Write out each entry, exactly the way it appears.

━━━━━ AVAILABLE RECORDS ━━━━━

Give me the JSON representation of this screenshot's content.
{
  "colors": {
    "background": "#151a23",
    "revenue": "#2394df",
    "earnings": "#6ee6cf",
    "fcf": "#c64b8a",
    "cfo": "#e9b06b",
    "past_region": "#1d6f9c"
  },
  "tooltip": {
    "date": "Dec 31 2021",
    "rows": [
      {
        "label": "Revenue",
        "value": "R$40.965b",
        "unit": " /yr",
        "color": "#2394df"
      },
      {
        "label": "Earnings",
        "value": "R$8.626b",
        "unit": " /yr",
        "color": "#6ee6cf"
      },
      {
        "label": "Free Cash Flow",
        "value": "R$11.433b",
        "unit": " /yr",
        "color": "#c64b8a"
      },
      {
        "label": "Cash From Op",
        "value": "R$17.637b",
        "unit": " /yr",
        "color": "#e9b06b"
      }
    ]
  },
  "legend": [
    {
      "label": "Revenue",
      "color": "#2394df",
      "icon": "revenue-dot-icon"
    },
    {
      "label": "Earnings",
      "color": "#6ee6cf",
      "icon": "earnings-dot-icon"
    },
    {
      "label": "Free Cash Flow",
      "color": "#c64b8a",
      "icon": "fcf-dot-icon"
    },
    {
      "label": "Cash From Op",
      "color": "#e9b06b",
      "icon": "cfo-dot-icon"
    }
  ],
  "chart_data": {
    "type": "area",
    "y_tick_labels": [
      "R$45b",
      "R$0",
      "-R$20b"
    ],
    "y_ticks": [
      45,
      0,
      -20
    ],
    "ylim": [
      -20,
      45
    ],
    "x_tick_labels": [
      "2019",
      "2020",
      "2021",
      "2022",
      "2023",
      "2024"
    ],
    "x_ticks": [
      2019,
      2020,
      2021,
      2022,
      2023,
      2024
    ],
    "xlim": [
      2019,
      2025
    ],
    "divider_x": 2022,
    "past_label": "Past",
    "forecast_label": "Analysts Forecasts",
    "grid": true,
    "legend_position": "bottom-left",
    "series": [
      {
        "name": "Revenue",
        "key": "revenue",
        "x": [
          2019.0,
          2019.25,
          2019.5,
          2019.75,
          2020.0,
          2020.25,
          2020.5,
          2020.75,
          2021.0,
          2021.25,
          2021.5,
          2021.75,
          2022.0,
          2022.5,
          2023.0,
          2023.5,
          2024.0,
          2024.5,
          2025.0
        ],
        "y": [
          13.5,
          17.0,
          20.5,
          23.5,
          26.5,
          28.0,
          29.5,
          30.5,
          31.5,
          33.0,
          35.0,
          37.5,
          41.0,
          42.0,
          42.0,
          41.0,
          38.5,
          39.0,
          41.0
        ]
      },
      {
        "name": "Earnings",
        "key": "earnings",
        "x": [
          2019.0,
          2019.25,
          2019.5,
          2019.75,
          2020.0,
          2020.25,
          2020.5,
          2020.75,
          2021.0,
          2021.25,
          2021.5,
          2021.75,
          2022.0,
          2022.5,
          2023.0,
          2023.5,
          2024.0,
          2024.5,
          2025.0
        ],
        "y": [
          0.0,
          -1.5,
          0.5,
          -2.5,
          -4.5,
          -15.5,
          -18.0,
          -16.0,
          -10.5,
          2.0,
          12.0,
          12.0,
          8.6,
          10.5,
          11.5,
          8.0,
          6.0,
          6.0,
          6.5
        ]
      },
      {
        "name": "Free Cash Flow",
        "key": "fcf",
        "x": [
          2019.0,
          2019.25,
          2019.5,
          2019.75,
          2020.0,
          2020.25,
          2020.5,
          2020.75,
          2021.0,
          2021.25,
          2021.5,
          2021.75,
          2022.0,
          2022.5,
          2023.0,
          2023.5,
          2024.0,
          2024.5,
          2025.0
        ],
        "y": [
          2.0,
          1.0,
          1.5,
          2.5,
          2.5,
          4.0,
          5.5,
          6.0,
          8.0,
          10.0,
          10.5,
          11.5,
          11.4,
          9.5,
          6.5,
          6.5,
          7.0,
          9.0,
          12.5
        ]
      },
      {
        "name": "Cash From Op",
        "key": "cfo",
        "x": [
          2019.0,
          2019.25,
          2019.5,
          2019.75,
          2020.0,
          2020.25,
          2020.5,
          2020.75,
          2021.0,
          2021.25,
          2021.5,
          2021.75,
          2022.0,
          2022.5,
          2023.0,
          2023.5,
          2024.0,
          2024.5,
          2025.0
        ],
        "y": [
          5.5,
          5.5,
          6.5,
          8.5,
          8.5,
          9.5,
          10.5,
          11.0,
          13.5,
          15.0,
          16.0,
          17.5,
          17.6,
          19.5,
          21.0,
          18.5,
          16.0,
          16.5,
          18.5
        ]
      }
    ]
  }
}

━━━━━

* **IN RESPONSE**
Give me the JSON representation of this screenshot's content.
{
  "colors": {
    "background": "#151a23",
    "revenue": "#2394df",
    "earnings": "#6ee6cf",
    "fcf": "#c64b8a",
    "cfo": "#e9b06b",
    "past_region": "#1d6f9c"
  },
  "tooltip": {
    "date": "Dec 31 2021",
    "rows": [
      {
        "label": "Revenue",
        "value": "R$40.965b",
        "unit": " /yr",
        "color": "#2394df"
      },
      {
        "label": "Earnings",
        "value": "R$8.626b",
        "unit": " /yr",
        "color": "#6ee6cf"
      },
      {
        "label": "Free Cash Flow",
        "value": "R$11.433b",
        "unit": " /yr",
        "color": "#c64b8a"
      },
      {
        "label": "Cash From Op",
        "value": "R$17.637b",
        "unit": " /yr",
        "color": "#e9b06b"
      }
    ]
  },
  "legend": [
    {
      "label": "Revenue",
      "color": "#2394df",
      "icon": "revenue-dot-icon"
    },
    {
      "label": "Earnings",
      "color": "#6ee6cf",
      "icon": "earnings-dot-icon"
    },
    {
      "label": "Free Cash Flow",
      "color": "#c64b8a",
      "icon": "fcf-dot-icon"
    },
    {
      "label": "Cash From Op",
      "color": "#e9b06b",
      "icon": "cfo-dot-icon"
    }
  ],
  "chart_data": {
    "type": "area",
    "y_tick_labels": [
      "R$45b",
      "R$0",
      "-R$20b"
    ],
    "y_ticks": [
      45,
      0,
      -20
    ],
    "ylim": [
      -20,
      45
    ],
    "x_tick_labels": [
      "2019",
      "2020",
      "2021",
      "2022",
      "2023",
      "2024"
    ],
    "x_ticks": [
      2019,
      2020,
      2021,
      2022,
      2023,
      2024
    ],
    "xlim": [
      2019,
      2025
    ],
    "divider_x": 2022,
    "past_label": "Past",
    "forecast_label": "Analysts Forecasts",
    "grid": true,
    "legend_position": "bottom-left",
    "series": [
      {
        "name": "Revenue",
        "key": "revenue",
        "x": [
          2019.0,
          2019.25,
          2019.5,
          2019.75,
          2020.0,
          2020.25,
          2020.5,
          2020.75,
          2021.0,
          2021.25,
          2021.5,
          2021.75,
          2022.0,
          2022.5,
          2023.0,
          2023.5,
          2024.0,
          2024.5,
          2025.0
        ],
        "y": [
          13.5,
          17.0,
          20.5,
          23.5,
          26.5,
          28.0,
          29.5,
          30.5,
          31.5,
          33.0,
          35.0,
          37.5,
          41.0,
          42.0,
          42.0,
          41.0,
          38.5,
          39.0,
          41.0
        ]
      },
      {
        "name": "Earnings",
        "key": "earnings",
        "x": [
          2019.0,
          2019.25,
          2019.5,
          2019.75,
          2020.0,
          2020.25,
          2020.5,
          2020.75,
          2021.0,
          2021.25,
          2021.5,
          2021.75,
          2022.0,
          2022.5,
          2023.0,
          2023.5,
          2024.0,
          2024.5,
          2025.0
        ],
        "y": [
          0.0,
          -1.5,
          0.5,
          -2.5,
          -4.5,
          -15.5,
          -18.0,
          -16.0,
          -10.5,
          2.0,
          12.0,
          12.0,
          8.6,
          10.5,
          11.5,
          8.0,
          6.0,
          6.0,
          6.5
        ]
      },
      {
        "name": "Free Cash Flow",
        "key": "fcf",
        "x": [
          2019.0,
          2019.25,
          2019.5,
          2019.75,
          2020.0,
          2020.25,
          2020.5,
          2020.75,
          2021.0,
          2021.25,
          2021.5,
          2021.75,
          2022.0,
          2022.5,
          2023.0,
          2023.5,
          2024.0,
          2024.5,
          2025.0
        ],
        "y": [
          2.0,
          1.0,
          1.5,
          2.5,
          2.5,
          4.0,
          5.5,
          6.0,
          8.0,
          10.0,
          10.5,
          11.5,
          11.4,
          9.5,
          6.5,
          6.5,
          7.0,
          9.0,
          12.5
        ]
      },
      {
        "name": "Cash From Op",
        "key": "cfo",
        "x": [
          2019.0,
          2019.25,
          2019.5,
          2019.75,
          2020.0,
          2020.25,
          2020.5,
          2020.75,
          2021.0,
          2021.25,
          2021.5,
          2021.75,
          2022.0,
          2022.5,
          2023.0,
          2023.5,
          2024.0,
          2024.5,
          2025.0
        ],
        "y": [
          5.5,
          5.5,
          6.5,
          8.5,
          8.5,
          9.5,
          10.5,
          11.0,
          13.5,
          15.0,
          16.0,
          17.5,
          17.6,
          19.5,
          21.0,
          18.5,
          16.0,
          16.5,
          18.5
        ]
      }
    ]
  }
}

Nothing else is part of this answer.